Output every entry exactly as written, but omit the pictures.

[Stored records]
———
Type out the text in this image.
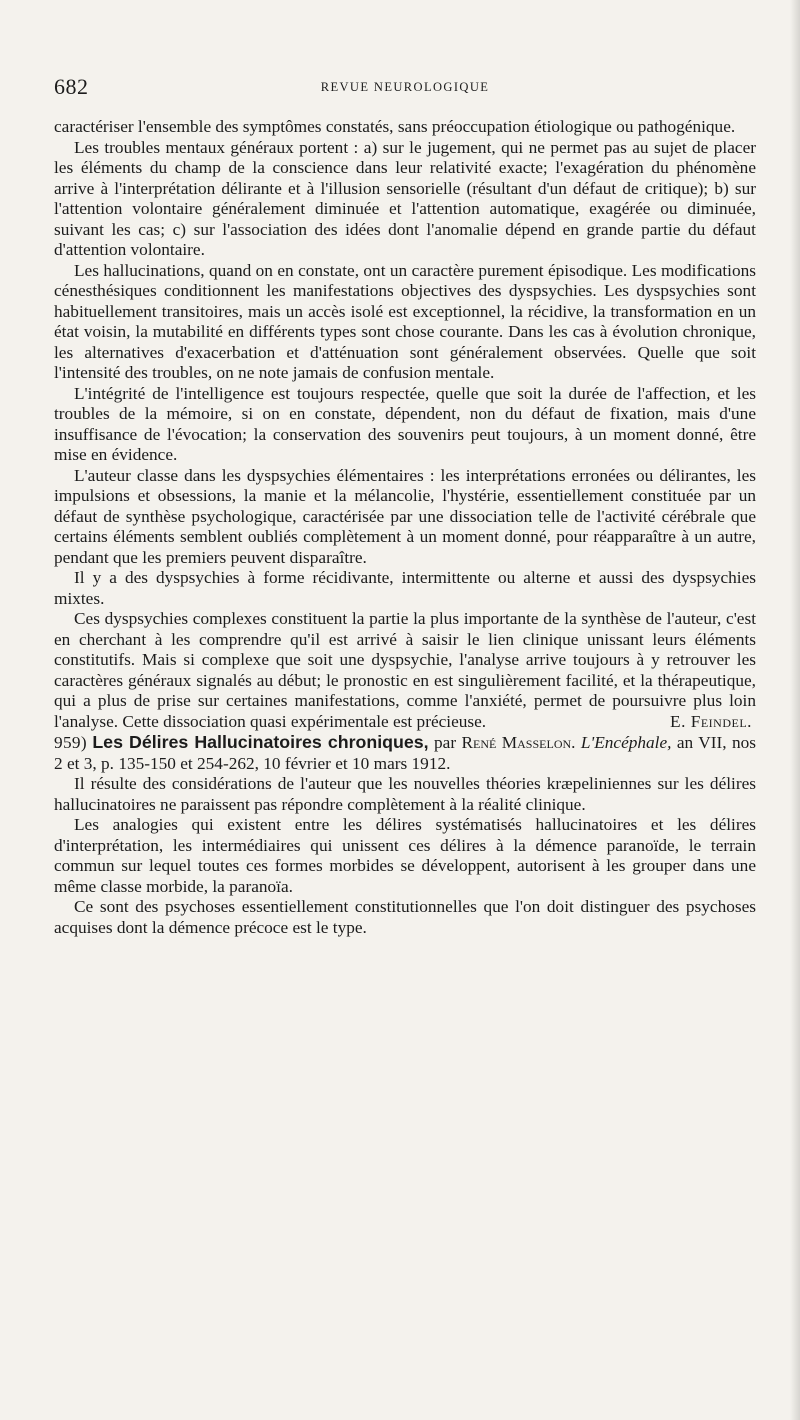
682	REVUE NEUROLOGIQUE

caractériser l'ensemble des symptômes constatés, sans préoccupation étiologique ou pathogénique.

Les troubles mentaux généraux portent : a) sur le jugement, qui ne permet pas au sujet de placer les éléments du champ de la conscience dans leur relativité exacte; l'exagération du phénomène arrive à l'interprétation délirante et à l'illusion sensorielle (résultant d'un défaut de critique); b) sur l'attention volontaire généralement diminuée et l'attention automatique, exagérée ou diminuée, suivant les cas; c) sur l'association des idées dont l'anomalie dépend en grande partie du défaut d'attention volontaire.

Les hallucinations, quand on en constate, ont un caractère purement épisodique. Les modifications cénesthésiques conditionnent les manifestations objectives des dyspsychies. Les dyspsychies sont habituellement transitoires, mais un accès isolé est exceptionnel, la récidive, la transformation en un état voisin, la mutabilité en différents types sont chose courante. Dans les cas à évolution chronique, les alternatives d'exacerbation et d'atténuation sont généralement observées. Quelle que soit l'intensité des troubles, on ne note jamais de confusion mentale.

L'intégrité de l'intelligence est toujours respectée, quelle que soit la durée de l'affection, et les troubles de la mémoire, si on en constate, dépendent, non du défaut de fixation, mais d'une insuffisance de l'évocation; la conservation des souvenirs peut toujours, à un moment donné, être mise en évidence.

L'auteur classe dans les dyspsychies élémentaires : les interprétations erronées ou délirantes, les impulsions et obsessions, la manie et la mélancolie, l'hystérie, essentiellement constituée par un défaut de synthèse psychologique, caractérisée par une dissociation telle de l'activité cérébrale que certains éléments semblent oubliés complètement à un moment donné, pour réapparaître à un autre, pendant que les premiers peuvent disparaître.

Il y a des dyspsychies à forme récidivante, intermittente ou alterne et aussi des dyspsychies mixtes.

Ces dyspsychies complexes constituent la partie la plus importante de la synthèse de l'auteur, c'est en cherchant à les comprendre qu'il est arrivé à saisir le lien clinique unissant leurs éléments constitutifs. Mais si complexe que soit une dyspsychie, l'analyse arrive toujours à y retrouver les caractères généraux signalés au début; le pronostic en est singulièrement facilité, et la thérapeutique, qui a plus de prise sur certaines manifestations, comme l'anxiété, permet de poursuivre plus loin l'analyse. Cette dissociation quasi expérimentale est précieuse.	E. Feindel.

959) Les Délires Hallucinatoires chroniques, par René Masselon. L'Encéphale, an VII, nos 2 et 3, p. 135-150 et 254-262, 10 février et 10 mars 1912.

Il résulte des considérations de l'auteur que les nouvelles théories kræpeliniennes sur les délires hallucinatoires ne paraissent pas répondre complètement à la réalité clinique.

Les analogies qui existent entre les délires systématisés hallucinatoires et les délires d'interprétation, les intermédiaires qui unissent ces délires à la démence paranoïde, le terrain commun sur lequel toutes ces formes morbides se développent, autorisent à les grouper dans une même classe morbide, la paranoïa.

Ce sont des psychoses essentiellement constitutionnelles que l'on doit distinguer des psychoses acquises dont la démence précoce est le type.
———
> [TASK SOLUTION]
Type out the text in this image.
682	REVUE NEUROLOGIQUE

caractériser l'ensemble des symptômes constatés, sans préoccupation étiologique ou pathogénique.

Les troubles mentaux généraux portent : a) sur le jugement, qui ne permet pas au sujet de placer les éléments du champ de la conscience dans leur relativité exacte; l'exagération du phénomène arrive à l'interprétation délirante et à l'illusion sensorielle (résultant d'un défaut de critique); b) sur l'attention volontaire généralement diminuée et l'attention automatique, exagérée ou diminuée, suivant les cas; c) sur l'association des idées dont l'anomalie dépend en grande partie du défaut d'attention volontaire.

Les hallucinations, quand on en constate, ont un caractère purement épisodique. Les modifications cénesthésiques conditionnent les manifestations objectives des dyspsychies. Les dyspsychies sont habituellement transitoires, mais un accès isolé est exceptionnel, la récidive, la transformation en un état voisin, la mutabilité en différents types sont chose courante. Dans les cas à évolution chronique, les alternatives d'exacerbation et d'atténuation sont généralement observées. Quelle que soit l'intensité des troubles, on ne note jamais de confusion mentale.

L'intégrité de l'intelligence est toujours respectée, quelle que soit la durée de l'affection, et les troubles de la mémoire, si on en constate, dépendent, non du défaut de fixation, mais d'une insuffisance de l'évocation; la conservation des souvenirs peut toujours, à un moment donné, être mise en évidence.

L'auteur classe dans les dyspsychies élémentaires : les interprétations erronées ou délirantes, les impulsions et obsessions, la manie et la mélancolie, l'hystérie, essentiellement constituée par un défaut de synthèse psychologique, caractérisée par une dissociation telle de l'activité cérébrale que certains éléments semblent oubliés complètement à un moment donné, pour réapparaître à un autre, pendant que les premiers peuvent disparaître.

Il y a des dyspsychies à forme récidivante, intermittente ou alterne et aussi des dyspsychies mixtes.

Ces dyspsychies complexes constituent la partie la plus importante de la synthèse de l'auteur, c'est en cherchant à les comprendre qu'il est arrivé à saisir le lien clinique unissant leurs éléments constitutifs. Mais si complexe que soit une dyspsychie, l'analyse arrive toujours à y retrouver les caractères généraux signalés au début; le pronostic en est singulièrement facilité, et la thérapeutique, qui a plus de prise sur certaines manifestations, comme l'anxiété, permet de poursuivre plus loin l'analyse. Cette dissociation quasi expérimentale est précieuse.	E. Feindel.

959) Les Délires Hallucinatoires chroniques, par René Masselon. L'Encéphale, an VII, nos 2 et 3, p. 135-150 et 254-262, 10 février et 10 mars 1912.

Il résulte des considérations de l'auteur que les nouvelles théories kræpeliniennes sur les délires hallucinatoires ne paraissent pas répondre complètement à la réalité clinique.

Les analogies qui existent entre les délires systématisés hallucinatoires et les délires d'interprétation, les intermédiaires qui unissent ces délires à la démence paranoïde, le terrain commun sur lequel toutes ces formes morbides se développent, autorisent à les grouper dans une même classe morbide, la paranoïa.

Ce sont des psychoses essentiellement constitutionnelles que l'on doit distinguer des psychoses acquises dont la démence précoce est le type.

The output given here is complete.